A *beta* distribution is a continuous data distribution that takes on values between $0$ and $1$. The `formula` specifies the mean $\mu$ (with the 'identity' link) or the log-odds of the mean (with the 'logit' link). The scalar value in the 'variance' represents the dispersion value $d$. The variance $\sigma^2$ for a beta distributed variable will be $\mu (1- \mu)/(1 + d)$. Typically, the beta distribution is specified using two shape parameters $\alpha$ and $\beta$, where $\mu = \alpha/(\alpha + \beta)$ and $\sigma^2 = \alpha\beta/[(\alpha + \beta)^2 (\alpha + \beta + 1)]$.

#### binary

A *binary* distribution is a discrete data distribution that takes values $0$ or $1$. (It is more conventionally called a *Bernoulli* distribution, or is a *binomial* distribution with a single trial $n=1$.) The `formula` represents the probability (with the 'identity' link), the relative risk (with the 'log' link), or the log odds (with the 'logit' link) that the variable takes the value of 1. The mean of this distribution is $p$, and variance $\sigma^2$ is $p(1-p)$.

#### binomial

A *binomial* distribution is a discrete data distribution that represents the count of the number of successes given a number of trials. The formula specifies the probability of success (with the 'identity' link), the relative risk (with the 'log' link), or the log odds (with the 'logit' link) that the variable takes the value of 1. and the variance field is used to specify the number of trials $n$. Given a value of $p$, the mean $\mu$ of this distribution is $n*p$, and the variance $\sigma^2$ is $np(1-p)$.

#### categorical

A *categorical* distribution is a discrete data distribution taking on values from $1$ to $K$, with each value representing a specific category, and there are $K$ categories. The categories may or may not be ordered. For a categorical variable with $k$ categories, the `formula` is a string of probabilities that sum to 1, each separated by a semi-colon: $(p_1 ; p_2 ; ... ; p_k)$. $p_1$ is the probability of the random variable falling in category $1$, $p_2$ is the probability of category $2$, etc. The probabilities can be specified as functions of other variables previously defined. The helper function `genCatFormula` is an easy way to create different probability strings. The `link` options are *identity* or *logit*. The `variance` field is optional an allows to provide categories other than the default `1...n` in the same format as `formula`: "a;b;c". Numeric variance Strings (e.g.  "50;100;200") will be converted to numeric when possible. All probabilities will be rounded to 1e12 decimal points to prevent possible rounding errors.

Supplied entries —
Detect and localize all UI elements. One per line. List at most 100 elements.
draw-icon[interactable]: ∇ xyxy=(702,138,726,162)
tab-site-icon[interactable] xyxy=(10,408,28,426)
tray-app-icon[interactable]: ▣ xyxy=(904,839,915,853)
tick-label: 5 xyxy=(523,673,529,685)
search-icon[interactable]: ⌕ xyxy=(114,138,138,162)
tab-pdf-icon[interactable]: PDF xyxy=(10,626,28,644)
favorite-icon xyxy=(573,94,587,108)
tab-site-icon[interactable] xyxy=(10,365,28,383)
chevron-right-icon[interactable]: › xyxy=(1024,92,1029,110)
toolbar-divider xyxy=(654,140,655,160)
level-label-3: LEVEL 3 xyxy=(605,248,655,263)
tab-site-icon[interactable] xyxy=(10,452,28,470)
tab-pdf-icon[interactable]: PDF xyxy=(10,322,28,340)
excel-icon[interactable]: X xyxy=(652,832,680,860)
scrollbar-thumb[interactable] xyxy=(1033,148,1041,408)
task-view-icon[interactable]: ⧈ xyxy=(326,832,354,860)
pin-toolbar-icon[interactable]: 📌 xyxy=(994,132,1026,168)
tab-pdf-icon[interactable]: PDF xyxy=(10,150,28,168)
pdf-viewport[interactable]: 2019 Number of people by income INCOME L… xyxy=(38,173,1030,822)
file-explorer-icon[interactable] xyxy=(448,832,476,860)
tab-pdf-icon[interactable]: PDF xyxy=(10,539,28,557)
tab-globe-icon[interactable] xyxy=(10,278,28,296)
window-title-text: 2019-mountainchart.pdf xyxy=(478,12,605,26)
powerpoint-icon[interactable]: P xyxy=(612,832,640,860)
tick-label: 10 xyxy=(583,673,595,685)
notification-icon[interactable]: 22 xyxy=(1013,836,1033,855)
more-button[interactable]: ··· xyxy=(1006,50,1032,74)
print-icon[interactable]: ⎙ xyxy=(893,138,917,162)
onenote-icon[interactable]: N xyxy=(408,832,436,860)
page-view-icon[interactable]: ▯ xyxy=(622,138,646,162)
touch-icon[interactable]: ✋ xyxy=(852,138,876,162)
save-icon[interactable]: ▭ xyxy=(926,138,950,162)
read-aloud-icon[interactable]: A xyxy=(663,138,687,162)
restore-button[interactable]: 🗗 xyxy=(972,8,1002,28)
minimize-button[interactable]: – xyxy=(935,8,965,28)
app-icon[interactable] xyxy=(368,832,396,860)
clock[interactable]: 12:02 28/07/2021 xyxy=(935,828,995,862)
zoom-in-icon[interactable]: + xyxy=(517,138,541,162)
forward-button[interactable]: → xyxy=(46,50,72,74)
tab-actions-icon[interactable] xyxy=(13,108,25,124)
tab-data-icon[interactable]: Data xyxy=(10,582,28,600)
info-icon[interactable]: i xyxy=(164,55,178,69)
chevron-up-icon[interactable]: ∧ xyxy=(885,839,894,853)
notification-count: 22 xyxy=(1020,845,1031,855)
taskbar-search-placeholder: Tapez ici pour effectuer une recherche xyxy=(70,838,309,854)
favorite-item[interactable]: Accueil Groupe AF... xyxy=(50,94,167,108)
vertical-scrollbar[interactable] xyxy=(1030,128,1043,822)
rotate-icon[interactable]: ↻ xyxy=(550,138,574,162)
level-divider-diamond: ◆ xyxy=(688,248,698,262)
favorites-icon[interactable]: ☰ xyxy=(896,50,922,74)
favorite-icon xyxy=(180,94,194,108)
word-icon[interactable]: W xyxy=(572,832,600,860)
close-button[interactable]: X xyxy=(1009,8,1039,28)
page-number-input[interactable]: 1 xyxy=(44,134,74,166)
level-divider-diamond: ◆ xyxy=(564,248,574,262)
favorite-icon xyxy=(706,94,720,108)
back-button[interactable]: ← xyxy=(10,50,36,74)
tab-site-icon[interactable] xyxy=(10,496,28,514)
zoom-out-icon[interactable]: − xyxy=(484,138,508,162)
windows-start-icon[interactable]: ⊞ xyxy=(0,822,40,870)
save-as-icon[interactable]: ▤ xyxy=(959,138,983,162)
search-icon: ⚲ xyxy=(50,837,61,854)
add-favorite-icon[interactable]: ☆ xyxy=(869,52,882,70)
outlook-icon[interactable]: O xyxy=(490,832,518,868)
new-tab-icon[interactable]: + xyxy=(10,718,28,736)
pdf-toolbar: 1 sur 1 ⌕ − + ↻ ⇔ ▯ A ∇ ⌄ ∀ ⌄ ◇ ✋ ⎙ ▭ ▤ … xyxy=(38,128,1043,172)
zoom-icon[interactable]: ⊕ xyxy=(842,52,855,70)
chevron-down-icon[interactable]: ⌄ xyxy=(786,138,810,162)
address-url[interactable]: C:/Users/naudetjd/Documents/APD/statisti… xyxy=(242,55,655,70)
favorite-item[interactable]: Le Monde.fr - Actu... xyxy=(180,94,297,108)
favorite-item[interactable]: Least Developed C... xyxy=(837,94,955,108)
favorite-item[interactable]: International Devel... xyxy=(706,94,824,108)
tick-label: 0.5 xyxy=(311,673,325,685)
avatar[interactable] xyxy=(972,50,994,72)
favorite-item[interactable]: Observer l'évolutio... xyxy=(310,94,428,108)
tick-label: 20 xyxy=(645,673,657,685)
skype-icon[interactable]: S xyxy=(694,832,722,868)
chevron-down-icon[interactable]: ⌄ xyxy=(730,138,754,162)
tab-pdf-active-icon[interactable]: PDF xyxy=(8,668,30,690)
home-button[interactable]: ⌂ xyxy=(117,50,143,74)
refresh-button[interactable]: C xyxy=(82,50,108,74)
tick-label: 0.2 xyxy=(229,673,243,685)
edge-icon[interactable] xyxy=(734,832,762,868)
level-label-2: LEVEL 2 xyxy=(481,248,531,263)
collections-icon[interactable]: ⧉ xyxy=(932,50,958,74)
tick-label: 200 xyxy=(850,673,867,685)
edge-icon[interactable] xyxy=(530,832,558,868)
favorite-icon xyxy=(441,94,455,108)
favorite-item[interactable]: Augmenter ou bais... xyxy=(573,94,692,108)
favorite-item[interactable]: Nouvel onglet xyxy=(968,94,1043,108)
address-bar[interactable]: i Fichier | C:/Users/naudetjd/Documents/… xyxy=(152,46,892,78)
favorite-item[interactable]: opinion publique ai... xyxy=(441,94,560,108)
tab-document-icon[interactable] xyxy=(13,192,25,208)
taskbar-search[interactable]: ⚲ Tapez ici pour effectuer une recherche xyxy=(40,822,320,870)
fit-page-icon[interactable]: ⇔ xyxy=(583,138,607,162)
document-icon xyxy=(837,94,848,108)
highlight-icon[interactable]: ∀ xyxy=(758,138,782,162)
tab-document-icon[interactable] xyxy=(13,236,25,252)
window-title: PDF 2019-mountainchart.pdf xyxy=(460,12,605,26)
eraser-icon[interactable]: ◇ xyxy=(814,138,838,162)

What to produce — Reproduce verbatim the passage of the text on data distributions above that lies between "#### binary" and "variance $\sigma^2$ is $p(1-p)$.", inclusive.

Finished task —
#### binary

A *binary* distribution is a discrete data distribution that takes values $0$ or $1$. (It is more conventionally called a *Bernoulli* distribution, or is a *binomial* distribution with a single trial $n=1$.) The `formula` represents the probability (with the 'identity' link), the relative risk (with the 'log' link), or the log odds (with the 'logit' link) that the variable takes the value of 1. The mean of this distribution is $p$, and variance $\sigma^2$ is $p(1-p)$.